● **Dataset records**
::::::

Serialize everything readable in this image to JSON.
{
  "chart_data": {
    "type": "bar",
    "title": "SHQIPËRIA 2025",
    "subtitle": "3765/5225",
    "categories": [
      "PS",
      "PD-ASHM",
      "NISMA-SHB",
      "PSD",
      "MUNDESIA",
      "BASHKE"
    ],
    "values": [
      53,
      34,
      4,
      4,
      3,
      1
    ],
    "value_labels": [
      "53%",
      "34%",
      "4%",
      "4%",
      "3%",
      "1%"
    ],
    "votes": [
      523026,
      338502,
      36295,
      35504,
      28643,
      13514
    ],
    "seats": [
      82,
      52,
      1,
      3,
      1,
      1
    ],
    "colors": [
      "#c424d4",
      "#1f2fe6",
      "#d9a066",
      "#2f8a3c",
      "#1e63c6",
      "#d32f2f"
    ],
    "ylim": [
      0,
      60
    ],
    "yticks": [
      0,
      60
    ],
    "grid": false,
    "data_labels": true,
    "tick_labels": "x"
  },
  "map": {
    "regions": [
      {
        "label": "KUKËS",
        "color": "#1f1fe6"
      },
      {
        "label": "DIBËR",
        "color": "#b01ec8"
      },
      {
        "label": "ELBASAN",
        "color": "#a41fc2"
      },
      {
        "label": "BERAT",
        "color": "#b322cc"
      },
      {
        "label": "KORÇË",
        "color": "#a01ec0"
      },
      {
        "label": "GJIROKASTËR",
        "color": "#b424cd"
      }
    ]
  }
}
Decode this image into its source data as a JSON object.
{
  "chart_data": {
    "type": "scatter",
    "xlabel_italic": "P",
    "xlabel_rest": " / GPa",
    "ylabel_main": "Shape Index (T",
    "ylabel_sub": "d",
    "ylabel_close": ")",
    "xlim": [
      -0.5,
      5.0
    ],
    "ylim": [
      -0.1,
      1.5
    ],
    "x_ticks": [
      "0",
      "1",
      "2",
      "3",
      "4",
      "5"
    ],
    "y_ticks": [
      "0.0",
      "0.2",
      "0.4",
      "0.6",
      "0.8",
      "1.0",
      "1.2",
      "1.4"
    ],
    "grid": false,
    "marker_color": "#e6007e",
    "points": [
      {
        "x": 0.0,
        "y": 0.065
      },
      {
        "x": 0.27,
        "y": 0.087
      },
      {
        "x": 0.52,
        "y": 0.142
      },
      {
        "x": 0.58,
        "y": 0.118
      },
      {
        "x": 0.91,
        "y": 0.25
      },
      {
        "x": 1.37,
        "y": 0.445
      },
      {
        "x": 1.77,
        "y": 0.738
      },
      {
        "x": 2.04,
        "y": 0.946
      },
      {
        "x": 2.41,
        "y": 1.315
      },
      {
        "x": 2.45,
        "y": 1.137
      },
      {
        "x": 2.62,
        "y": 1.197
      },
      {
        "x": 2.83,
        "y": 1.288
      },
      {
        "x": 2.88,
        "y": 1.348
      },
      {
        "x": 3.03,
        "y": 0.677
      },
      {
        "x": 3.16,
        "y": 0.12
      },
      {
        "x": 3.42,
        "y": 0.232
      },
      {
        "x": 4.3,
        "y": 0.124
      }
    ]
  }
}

::::::

● **What you will do**
Using the listing above, gather each line that holds the string "JSON" and copy it.

● **Written solution**
Serialize everything readable in this image to JSON.
Decode this image into its source data as a JSON object.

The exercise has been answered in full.